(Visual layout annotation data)
--
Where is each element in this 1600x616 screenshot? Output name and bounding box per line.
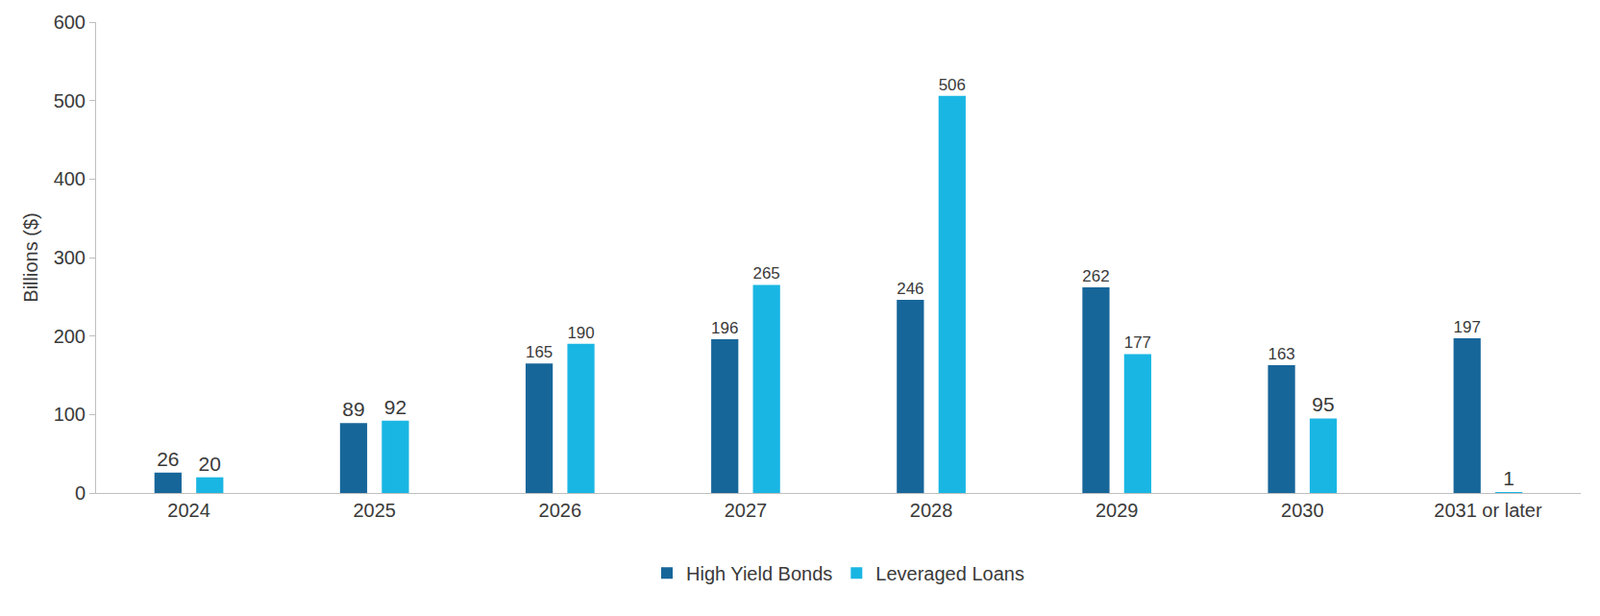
svg-text:92: 92 [384,395,407,419]
svg-text:262: 262 [1082,267,1109,286]
svg-text:197: 197 [1453,318,1481,337]
svg-text:165: 165 [525,343,553,362]
svg-text:26: 26 [156,447,179,470]
svg-text:2025: 2025 [352,499,396,521]
svg-text:200: 200 [53,325,86,347]
svg-text:163: 163 [1267,344,1295,364]
svg-text:177: 177 [1124,333,1152,352]
svg-text:2024: 2024 [167,499,211,521]
svg-text:2030: 2030 [1280,499,1325,521]
svg-text:600: 600 [53,11,86,33]
svg-text:500: 500 [53,90,86,112]
svg-text:2026: 2026 [539,499,583,521]
svg-text:400: 400 [53,168,86,190]
svg-text:196: 196 [711,319,739,338]
svg-text:1: 1 [1502,467,1515,490]
svg-text:2027: 2027 [724,499,768,521]
svg-text:0: 0 [74,482,86,504]
svg-text:20: 20 [198,452,222,475]
svg-text:265: 265 [753,264,781,283]
svg-text:2029: 2029 [1095,499,1139,521]
svg-text:246: 246 [896,279,924,298]
svg-text:100: 100 [53,403,86,425]
svg-text:Billions ($): Billions ($) [20,212,42,302]
svg-text:190: 190 [566,323,594,343]
svg-text:2028: 2028 [910,499,954,521]
svg-text:506: 506 [938,75,966,95]
svg-text:300: 300 [53,246,86,269]
svg-text:95: 95 [1311,393,1334,416]
svg-text:89: 89 [342,397,365,420]
svg-text:High Yield Bonds: High Yield Bonds [686,563,833,585]
svg-text:Leveraged Loans: Leveraged Loans [875,563,1025,585]
svg-text:2031 or later: 2031 or later [1433,499,1543,521]
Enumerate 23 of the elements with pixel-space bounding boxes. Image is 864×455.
--
» Work required:
In the data above, write out the stretch from the line that contains "svg-text:92: 92 [384,395,407,419]" through the line that contains "svg-text:2031 or later: 2031" again, swapping every "Leveraged Loans" for "Syndicated Loans" and leaving everything else unchanged.

» The solution:
svg-text:92: 92 [384,395,407,419]
svg-text:262: 262 [1082,267,1109,286]
svg-text:197: 197 [1453,318,1481,337]
svg-text:165: 165 [525,343,553,362]
svg-text:26: 26 [156,447,179,470]
svg-text:2025: 2025 [352,499,396,521]
svg-text:200: 200 [53,325,86,347]
svg-text:163: 163 [1267,344,1295,364]
svg-text:177: 177 [1124,333,1152,352]
svg-text:2024: 2024 [167,499,211,521]
svg-text:2030: 2030 [1280,499,1325,521]
svg-text:600: 600 [53,11,86,33]
svg-text:500: 500 [53,90,86,112]
svg-text:2026: 2026 [539,499,583,521]
svg-text:400: 400 [53,168,86,190]
svg-text:196: 196 [711,319,739,338]
svg-text:1: 1 [1502,467,1515,490]
svg-text:2027: 2027 [724,499,768,521]
svg-text:0: 0 [74,482,86,504]
svg-text:20: 20 [198,452,222,475]
svg-text:265: 265 [753,264,781,283]
svg-text:2029: 2029 [1095,499,1139,521]
svg-text:246: 246 [896,279,924,298]
svg-text:100: 100 [53,403,86,425]
svg-text:Billions ($): Billions ($) [20,212,42,302]
svg-text:190: 190 [566,323,594,343]
svg-text:2028: 2028 [910,499,954,521]
svg-text:506: 506 [938,75,966,95]
svg-text:300: 300 [53,246,86,269]
svg-text:95: 95 [1311,393,1334,416]
svg-text:89: 89 [342,397,365,420]
svg-text:High Yield Bonds: High Yield Bonds [686,563,833,585]
svg-text:Syndicated Loans: Syndicated Loans [875,563,1025,585]
svg-text:2031 or later: 2031 or later [1433,499,1543,521]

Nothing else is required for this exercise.